THE EXERCISE: From the listing below, pull out all lines with "Mouse" in them.

TASK INPUT:
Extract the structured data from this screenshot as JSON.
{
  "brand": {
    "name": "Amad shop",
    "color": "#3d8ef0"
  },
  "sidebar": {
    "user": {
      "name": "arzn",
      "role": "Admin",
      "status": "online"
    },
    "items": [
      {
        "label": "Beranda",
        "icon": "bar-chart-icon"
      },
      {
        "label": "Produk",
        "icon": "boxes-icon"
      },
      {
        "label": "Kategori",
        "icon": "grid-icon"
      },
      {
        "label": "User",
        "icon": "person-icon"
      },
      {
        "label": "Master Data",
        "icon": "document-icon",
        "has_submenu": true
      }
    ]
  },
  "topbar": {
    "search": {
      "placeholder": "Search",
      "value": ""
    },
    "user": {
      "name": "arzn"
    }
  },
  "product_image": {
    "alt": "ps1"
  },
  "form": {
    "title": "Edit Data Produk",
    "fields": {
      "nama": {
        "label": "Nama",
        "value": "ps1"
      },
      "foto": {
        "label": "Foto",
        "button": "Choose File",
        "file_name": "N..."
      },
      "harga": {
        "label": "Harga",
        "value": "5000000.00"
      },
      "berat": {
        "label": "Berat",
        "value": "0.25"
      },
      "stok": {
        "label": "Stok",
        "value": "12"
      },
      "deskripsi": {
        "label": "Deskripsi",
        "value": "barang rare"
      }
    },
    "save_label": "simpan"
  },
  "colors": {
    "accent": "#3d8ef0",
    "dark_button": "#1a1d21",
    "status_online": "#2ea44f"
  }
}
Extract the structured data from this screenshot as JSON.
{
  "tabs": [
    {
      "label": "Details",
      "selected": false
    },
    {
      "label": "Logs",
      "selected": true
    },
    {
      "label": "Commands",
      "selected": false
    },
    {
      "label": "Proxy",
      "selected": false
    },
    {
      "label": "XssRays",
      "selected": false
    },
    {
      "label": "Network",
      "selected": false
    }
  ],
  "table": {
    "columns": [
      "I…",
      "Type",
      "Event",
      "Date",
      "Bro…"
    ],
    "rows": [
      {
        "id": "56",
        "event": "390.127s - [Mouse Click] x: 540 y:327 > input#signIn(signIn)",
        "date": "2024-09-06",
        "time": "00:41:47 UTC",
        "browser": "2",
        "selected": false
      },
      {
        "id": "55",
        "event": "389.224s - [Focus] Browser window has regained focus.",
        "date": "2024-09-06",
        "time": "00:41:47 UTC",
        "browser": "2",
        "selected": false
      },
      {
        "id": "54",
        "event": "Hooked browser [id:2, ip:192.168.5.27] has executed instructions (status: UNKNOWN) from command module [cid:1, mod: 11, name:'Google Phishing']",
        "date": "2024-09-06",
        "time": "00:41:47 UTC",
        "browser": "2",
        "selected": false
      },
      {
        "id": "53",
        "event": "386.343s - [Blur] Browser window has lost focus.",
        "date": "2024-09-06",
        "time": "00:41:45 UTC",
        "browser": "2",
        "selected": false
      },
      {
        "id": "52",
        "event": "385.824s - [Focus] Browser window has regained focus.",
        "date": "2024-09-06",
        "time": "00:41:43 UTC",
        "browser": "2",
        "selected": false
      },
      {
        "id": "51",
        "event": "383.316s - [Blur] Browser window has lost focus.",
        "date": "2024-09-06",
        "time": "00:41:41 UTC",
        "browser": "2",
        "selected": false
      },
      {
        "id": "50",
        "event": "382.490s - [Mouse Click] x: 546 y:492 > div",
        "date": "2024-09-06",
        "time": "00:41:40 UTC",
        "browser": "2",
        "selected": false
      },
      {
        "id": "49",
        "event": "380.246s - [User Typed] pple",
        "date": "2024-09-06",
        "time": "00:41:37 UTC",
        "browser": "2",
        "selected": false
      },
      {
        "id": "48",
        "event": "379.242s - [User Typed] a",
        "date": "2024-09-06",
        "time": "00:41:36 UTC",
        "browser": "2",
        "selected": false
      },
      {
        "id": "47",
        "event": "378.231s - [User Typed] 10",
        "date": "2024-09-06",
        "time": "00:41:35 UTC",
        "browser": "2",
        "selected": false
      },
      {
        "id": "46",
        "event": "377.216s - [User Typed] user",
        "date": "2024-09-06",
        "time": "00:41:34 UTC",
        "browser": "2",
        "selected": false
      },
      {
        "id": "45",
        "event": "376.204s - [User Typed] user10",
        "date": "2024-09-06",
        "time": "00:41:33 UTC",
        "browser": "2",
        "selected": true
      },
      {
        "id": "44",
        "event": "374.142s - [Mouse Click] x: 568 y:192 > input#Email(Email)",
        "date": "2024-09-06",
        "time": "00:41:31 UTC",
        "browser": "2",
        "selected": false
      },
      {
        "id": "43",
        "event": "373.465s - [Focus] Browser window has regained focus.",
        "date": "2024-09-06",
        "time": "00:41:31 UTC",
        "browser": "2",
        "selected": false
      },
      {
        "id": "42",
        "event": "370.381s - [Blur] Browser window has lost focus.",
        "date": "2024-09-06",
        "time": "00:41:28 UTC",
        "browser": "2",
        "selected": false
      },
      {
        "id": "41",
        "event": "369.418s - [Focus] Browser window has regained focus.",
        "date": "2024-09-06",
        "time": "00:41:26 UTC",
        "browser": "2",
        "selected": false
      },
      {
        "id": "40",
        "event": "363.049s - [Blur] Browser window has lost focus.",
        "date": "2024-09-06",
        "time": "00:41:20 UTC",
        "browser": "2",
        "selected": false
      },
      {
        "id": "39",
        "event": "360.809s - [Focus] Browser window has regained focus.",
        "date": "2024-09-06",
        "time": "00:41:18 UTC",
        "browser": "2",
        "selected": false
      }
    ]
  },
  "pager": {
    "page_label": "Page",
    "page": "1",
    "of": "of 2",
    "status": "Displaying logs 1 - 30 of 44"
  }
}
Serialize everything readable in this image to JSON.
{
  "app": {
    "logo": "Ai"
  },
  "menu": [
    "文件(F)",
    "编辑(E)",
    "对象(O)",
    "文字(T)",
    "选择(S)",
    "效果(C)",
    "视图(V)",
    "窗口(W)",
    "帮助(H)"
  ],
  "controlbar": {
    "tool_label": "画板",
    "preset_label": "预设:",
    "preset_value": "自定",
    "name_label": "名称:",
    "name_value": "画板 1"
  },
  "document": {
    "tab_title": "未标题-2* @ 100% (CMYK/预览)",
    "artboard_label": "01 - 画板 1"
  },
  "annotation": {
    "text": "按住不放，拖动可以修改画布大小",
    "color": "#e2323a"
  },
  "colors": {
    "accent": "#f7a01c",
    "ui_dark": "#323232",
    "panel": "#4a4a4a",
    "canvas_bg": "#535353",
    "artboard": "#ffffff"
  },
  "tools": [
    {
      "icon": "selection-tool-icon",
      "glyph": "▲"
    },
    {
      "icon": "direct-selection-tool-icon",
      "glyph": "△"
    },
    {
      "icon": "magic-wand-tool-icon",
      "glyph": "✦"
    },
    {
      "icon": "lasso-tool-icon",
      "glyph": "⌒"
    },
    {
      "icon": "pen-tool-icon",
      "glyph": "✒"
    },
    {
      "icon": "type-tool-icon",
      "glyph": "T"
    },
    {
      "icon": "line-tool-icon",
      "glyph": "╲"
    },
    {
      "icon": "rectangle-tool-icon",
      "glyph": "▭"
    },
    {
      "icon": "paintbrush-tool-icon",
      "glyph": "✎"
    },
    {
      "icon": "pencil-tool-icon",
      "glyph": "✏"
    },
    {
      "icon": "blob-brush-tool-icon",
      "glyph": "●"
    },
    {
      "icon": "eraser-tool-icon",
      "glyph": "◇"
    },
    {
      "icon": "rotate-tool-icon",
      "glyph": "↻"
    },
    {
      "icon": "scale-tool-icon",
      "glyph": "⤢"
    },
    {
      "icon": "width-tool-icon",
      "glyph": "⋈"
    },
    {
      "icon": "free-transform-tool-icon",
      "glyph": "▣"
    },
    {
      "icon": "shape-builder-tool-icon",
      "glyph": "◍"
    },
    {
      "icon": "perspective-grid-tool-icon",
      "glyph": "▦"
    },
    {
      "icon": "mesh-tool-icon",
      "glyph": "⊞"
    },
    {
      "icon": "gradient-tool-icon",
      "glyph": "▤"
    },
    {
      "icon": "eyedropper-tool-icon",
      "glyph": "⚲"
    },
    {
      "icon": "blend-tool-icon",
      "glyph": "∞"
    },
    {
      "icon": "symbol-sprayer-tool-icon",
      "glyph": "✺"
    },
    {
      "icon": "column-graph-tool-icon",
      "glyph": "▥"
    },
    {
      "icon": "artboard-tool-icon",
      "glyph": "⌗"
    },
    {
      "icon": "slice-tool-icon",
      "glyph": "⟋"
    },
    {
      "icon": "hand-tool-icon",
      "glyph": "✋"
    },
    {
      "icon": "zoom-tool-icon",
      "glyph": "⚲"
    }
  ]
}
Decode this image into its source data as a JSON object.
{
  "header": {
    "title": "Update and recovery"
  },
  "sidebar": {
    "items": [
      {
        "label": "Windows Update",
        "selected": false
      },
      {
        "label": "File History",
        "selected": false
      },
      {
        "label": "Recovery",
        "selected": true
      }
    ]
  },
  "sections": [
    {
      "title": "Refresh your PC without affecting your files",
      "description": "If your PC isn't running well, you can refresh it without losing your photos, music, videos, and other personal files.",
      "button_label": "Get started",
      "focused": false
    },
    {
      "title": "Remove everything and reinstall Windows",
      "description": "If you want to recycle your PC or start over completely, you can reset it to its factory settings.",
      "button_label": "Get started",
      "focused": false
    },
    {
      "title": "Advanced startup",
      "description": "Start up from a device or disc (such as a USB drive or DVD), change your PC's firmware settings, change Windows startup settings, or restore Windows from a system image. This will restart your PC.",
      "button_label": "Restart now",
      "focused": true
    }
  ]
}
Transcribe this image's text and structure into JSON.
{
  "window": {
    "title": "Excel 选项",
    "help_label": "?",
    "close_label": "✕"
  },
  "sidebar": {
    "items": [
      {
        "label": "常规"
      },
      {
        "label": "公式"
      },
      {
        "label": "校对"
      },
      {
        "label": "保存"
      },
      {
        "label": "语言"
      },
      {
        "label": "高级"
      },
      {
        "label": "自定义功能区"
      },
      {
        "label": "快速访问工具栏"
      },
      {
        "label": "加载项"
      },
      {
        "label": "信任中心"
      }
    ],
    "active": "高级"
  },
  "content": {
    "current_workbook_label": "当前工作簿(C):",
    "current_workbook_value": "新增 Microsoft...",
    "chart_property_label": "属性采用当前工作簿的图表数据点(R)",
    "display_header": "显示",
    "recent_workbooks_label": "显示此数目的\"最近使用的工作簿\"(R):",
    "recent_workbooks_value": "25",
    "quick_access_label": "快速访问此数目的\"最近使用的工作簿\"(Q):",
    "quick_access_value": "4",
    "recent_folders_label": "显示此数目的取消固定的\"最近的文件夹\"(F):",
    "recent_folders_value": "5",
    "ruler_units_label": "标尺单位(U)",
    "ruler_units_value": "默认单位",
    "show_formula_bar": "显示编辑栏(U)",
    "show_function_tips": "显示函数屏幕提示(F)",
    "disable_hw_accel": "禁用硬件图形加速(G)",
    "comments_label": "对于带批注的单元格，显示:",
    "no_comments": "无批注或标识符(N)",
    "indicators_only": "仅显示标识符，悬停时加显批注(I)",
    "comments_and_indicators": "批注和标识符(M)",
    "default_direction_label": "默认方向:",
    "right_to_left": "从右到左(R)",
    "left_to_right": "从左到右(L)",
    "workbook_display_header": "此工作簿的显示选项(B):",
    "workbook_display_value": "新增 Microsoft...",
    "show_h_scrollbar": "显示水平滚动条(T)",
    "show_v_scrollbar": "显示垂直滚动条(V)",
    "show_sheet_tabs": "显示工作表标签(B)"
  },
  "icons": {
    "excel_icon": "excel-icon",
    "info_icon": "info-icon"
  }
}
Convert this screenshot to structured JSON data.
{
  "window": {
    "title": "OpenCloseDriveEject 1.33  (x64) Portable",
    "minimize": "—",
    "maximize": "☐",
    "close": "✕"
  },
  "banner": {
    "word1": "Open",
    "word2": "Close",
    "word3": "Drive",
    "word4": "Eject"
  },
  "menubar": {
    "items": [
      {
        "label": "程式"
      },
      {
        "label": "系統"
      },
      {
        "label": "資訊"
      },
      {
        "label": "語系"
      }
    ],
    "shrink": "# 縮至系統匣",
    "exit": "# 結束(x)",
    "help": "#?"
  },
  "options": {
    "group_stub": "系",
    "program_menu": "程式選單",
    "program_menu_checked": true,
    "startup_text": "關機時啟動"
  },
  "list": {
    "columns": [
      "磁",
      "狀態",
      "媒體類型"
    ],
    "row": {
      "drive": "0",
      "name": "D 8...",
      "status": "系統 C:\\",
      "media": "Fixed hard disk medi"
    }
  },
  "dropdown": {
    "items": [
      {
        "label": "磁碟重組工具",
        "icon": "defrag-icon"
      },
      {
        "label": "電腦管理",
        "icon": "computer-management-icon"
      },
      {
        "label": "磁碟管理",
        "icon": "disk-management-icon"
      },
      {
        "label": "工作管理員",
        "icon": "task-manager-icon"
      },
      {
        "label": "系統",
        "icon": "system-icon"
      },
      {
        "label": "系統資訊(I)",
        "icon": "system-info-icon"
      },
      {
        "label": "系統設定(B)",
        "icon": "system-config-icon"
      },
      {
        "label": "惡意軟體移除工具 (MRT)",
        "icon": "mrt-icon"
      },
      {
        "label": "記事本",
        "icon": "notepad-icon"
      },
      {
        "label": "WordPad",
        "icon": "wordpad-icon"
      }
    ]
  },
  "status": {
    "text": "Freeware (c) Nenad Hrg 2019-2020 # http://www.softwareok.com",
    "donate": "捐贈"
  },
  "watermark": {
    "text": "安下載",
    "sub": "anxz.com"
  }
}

FINAL RESULT:
        "event": "390.127s - [Mouse Click] x: 540 y:327 > input#signIn(signIn)",
        "event": "382.490s - [Mouse Click] x: 546 y:492 > div",
        "event": "374.142s - [Mouse Click] x: 568 y:192 > input#Email(Email)",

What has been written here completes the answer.